> [Task prompt] Restate, word for word, all of the material shown below.

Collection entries
________________________________________

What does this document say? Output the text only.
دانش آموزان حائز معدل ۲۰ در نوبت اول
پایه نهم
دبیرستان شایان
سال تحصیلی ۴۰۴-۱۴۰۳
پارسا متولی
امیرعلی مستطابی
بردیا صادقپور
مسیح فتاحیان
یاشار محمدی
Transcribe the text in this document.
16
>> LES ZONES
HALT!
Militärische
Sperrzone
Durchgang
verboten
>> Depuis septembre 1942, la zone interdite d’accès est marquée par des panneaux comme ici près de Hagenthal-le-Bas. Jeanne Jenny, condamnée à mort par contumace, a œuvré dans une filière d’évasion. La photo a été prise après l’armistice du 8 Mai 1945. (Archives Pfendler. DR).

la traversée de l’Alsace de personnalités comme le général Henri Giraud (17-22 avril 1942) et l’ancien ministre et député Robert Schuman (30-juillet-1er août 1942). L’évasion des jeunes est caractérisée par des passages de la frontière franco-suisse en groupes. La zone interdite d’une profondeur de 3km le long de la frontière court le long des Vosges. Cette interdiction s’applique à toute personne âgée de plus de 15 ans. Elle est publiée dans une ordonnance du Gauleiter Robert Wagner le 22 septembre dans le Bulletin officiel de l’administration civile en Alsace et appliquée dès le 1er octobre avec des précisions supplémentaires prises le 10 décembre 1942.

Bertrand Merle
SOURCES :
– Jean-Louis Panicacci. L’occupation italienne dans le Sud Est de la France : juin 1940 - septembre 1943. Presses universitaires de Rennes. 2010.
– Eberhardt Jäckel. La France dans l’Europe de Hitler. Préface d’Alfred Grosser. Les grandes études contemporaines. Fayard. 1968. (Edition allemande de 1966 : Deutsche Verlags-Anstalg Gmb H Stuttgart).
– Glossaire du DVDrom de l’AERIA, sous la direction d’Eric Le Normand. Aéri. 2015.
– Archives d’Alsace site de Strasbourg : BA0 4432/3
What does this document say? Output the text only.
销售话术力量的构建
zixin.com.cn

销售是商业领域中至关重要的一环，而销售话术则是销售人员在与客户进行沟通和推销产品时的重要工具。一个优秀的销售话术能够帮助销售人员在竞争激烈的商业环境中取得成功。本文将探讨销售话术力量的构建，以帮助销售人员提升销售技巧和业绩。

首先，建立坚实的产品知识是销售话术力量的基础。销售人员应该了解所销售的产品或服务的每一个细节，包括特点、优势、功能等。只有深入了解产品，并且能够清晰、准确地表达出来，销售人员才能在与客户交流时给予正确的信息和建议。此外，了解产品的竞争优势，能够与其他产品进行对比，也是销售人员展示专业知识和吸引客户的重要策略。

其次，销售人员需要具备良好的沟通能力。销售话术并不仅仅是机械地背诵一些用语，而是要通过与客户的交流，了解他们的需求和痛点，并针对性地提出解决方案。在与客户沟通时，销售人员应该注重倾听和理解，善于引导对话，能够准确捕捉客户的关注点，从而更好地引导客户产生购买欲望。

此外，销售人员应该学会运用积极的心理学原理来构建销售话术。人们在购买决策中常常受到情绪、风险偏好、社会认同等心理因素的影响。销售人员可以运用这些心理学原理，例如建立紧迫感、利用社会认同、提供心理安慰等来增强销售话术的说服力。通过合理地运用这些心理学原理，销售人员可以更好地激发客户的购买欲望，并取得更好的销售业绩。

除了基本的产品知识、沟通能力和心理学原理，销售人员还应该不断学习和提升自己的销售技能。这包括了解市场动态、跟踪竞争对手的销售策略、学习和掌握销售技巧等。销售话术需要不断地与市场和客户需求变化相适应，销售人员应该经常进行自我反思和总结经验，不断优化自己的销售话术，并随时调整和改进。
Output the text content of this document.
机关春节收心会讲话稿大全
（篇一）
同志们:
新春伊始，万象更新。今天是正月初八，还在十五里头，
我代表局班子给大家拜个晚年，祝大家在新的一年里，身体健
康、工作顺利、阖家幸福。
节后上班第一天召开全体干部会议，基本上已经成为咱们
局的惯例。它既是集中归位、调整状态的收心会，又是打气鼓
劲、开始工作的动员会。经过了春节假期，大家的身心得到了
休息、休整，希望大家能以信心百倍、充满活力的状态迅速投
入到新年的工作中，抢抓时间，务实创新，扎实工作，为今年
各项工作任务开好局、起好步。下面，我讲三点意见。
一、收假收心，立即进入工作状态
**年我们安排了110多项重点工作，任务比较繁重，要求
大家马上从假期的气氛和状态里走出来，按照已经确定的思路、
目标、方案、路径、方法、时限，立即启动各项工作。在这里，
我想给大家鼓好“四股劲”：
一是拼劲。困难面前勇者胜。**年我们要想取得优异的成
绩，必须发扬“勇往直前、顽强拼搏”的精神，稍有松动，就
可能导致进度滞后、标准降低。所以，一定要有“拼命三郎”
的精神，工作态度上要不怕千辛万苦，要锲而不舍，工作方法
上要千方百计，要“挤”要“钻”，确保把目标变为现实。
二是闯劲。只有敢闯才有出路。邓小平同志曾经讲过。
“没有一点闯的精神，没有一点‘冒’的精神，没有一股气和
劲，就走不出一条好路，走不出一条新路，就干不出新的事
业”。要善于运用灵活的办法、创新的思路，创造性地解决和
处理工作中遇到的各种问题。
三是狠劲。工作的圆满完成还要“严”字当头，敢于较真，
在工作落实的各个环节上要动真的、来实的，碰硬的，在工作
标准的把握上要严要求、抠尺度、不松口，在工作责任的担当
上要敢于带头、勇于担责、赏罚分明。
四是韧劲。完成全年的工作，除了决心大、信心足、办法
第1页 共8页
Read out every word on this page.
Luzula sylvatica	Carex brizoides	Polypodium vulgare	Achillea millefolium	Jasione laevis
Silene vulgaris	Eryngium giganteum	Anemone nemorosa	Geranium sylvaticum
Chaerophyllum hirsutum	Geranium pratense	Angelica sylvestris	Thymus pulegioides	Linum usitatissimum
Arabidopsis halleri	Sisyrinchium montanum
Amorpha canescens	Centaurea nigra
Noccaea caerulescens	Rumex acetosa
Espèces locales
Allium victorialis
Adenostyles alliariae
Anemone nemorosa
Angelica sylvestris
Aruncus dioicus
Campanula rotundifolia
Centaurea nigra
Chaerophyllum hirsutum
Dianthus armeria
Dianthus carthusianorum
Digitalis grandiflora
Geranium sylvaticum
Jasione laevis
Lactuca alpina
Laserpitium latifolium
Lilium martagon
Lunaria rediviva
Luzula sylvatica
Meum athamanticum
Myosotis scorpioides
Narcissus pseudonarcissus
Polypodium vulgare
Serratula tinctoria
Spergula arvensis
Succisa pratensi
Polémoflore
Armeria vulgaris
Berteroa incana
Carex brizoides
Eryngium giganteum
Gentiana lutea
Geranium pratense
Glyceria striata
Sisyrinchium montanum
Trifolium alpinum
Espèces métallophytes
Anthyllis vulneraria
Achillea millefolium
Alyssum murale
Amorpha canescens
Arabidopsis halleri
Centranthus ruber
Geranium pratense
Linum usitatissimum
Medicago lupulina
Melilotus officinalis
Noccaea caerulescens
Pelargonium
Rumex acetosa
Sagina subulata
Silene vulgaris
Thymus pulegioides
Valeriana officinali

________________________________________

> [Task output]
What does this document say? Output the text only.
دانش آموزان حائز معدل ۲۰ در نوبت اول
پایه نهم
دبیرستان شایان
سال تحصیلی ۴۰۴-۱۴۰۳
پارسا متولی
امیرعلی مستطابی
بردیا صادقپور
مسیح فتاحیان
یاشار محمدی
Transcribe the text in this document.
16
>> LES ZONES
HALT!
Militärische
Sperrzone
Durchgang
verboten
>> Depuis septembre 1942, la zone interdite d’accès est marquée par des panneaux comme ici près de Hagenthal-le-Bas. Jeanne Jenny, condamnée à mort par contumace, a œuvré dans une filière d’évasion. La photo a été prise après l’armistice du 8 Mai 1945. (Archives Pfendler. DR).

la traversée de l’Alsace de personnalités comme le général Henri Giraud (17-22 avril 1942) et l’ancien ministre et député Robert Schuman (30-juillet-1er août 1942). L’évasion des jeunes est caractérisée par des passages de la frontière franco-suisse en groupes. La zone interdite d’une profondeur de 3km le long de la frontière court le long des Vosges. Cette interdiction s’applique à toute personne âgée de plus de 15 ans. Elle est publiée dans une ordonnance du Gauleiter Robert Wagner le 22 septembre dans le Bulletin officiel de l’administration civile en Alsace et appliquée dès le 1er octobre avec des précisions supplémentaires prises le 10 décembre 1942.

Bertrand Merle
SOURCES :
– Jean-Louis Panicacci. L’occupation italienne dans le Sud Est de la France : juin 1940 - septembre 1943. Presses universitaires de Rennes. 2010.
– Eberhardt Jäckel. La France dans l’Europe de Hitler. Préface d’Alfred Grosser. Les grandes études contemporaines. Fayard. 1968. (Edition allemande de 1966 : Deutsche Verlags-Anstalg Gmb H Stuttgart).
– Glossaire du DVDrom de l’AERIA, sous la direction d’Eric Le Normand. Aéri. 2015.
– Archives d’Alsace site de Strasbourg : BA0 4432/3
What does this document say? Output the text only.
销售话术力量的构建
zixin.com.cn

销售是商业领域中至关重要的一环，而销售话术则是销售人员在与客户进行沟通和推销产品时的重要工具。一个优秀的销售话术能够帮助销售人员在竞争激烈的商业环境中取得成功。本文将探讨销售话术力量的构建，以帮助销售人员提升销售技巧和业绩。

首先，建立坚实的产品知识是销售话术力量的基础。销售人员应该了解所销售的产品或服务的每一个细节，包括特点、优势、功能等。只有深入了解产品，并且能够清晰、准确地表达出来，销售人员才能在与客户交流时给予正确的信息和建议。此外，了解产品的竞争优势，能够与其他产品进行对比，也是销售人员展示专业知识和吸引客户的重要策略。

其次，销售人员需要具备良好的沟通能力。销售话术并不仅仅是机械地背诵一些用语，而是要通过与客户的交流，了解他们的需求和痛点，并针对性地提出解决方案。在与客户沟通时，销售人员应该注重倾听和理解，善于引导对话，能够准确捕捉客户的关注点，从而更好地引导客户产生购买欲望。

此外，销售人员应该学会运用积极的心理学原理来构建销售话术。人们在购买决策中常常受到情绪、风险偏好、社会认同等心理因素的影响。销售人员可以运用这些心理学原理，例如建立紧迫感、利用社会认同、提供心理安慰等来增强销售话术的说服力。通过合理地运用这些心理学原理，销售人员可以更好地激发客户的购买欲望，并取得更好的销售业绩。

除了基本的产品知识、沟通能力和心理学原理，销售人员还应该不断学习和提升自己的销售技能。这包括了解市场动态、跟踪竞争对手的销售策略、学习和掌握销售技巧等。销售话术需要不断地与市场和客户需求变化相适应，销售人员应该经常进行自我反思和总结经验，不断优化自己的销售话术，并随时调整和改进。
Output the text content of this document.
机关春节收心会讲话稿大全
（篇一）
同志们:
新春伊始，万象更新。今天是正月初八，还在十五里头，
我代表局班子给大家拜个晚年，祝大家在新的一年里，身体健
康、工作顺利、阖家幸福。
节后上班第一天召开全体干部会议，基本上已经成为咱们
局的惯例。它既是集中归位、调整状态的收心会，又是打气鼓
劲、开始工作的动员会。经过了春节假期，大家的身心得到了
休息、休整，希望大家能以信心百倍、充满活力的状态迅速投
入到新年的工作中，抢抓时间，务实创新，扎实工作，为今年
各项工作任务开好局、起好步。下面，我讲三点意见。
一、收假收心，立即进入工作状态
**年我们安排了110多项重点工作，任务比较繁重，要求
大家马上从假期的气氛和状态里走出来，按照已经确定的思路、
目标、方案、路径、方法、时限，立即启动各项工作。在这里，
我想给大家鼓好“四股劲”：
一是拼劲。困难面前勇者胜。**年我们要想取得优异的成
绩，必须发扬“勇往直前、顽强拼搏”的精神，稍有松动，就
可能导致进度滞后、标准降低。所以，一定要有“拼命三郎”
的精神，工作态度上要不怕千辛万苦，要锲而不舍，工作方法
上要千方百计，要“挤”要“钻”，确保把目标变为现实。
二是闯劲。只有敢闯才有出路。邓小平同志曾经讲过。
“没有一点闯的精神，没有一点‘冒’的精神，没有一股气和
劲，就走不出一条好路，走不出一条新路，就干不出新的事
业”。要善于运用灵活的办法、创新的思路，创造性地解决和
处理工作中遇到的各种问题。
三是狠劲。工作的圆满完成还要“严”字当头，敢于较真，
在工作落实的各个环节上要动真的、来实的，碰硬的，在工作
标准的把握上要严要求、抠尺度、不松口，在工作责任的担当
上要敢于带头、勇于担责、赏罚分明。
四是韧劲。完成全年的工作，除了决心大、信心足、办法
第1页 共8页
Read out every word on this page.
Luzula sylvatica	Carex brizoides	Polypodium vulgare	Achillea millefolium	Jasione laevis
Silene vulgaris	Eryngium giganteum	Anemone nemorosa	Geranium sylvaticum
Chaerophyllum hirsutum	Geranium pratense	Angelica sylvestris	Thymus pulegioides	Linum usitatissimum
Arabidopsis halleri	Sisyrinchium montanum
Amorpha canescens	Centaurea nigra
Noccaea caerulescens	Rumex acetosa
Espèces locales
Allium victorialis
Adenostyles alliariae
Anemone nemorosa
Angelica sylvestris
Aruncus dioicus
Campanula rotundifolia
Centaurea nigra
Chaerophyllum hirsutum
Dianthus armeria
Dianthus carthusianorum
Digitalis grandiflora
Geranium sylvaticum
Jasione laevis
Lactuca alpina
Laserpitium latifolium
Lilium martagon
Lunaria rediviva
Luzula sylvatica
Meum athamanticum
Myosotis scorpioides
Narcissus pseudonarcissus
Polypodium vulgare
Serratula tinctoria
Spergula arvensis
Succisa pratensi
Polémoflore
Armeria vulgaris
Berteroa incana
Carex brizoides
Eryngium giganteum
Gentiana lutea
Geranium pratense
Glyceria striata
Sisyrinchium montanum
Trifolium alpinum
Espèces métallophytes
Anthyllis vulneraria
Achillea millefolium
Alyssum murale
Amorpha canescens
Arabidopsis halleri
Centranthus ruber
Geranium pratense
Linum usitatissimum
Medicago lupulina
Melilotus officinalis
Noccaea caerulescens
Pelargonium
Rumex acetosa
Sagina subulata
Silene vulgaris
Thymus pulegioides
Valeriana officinali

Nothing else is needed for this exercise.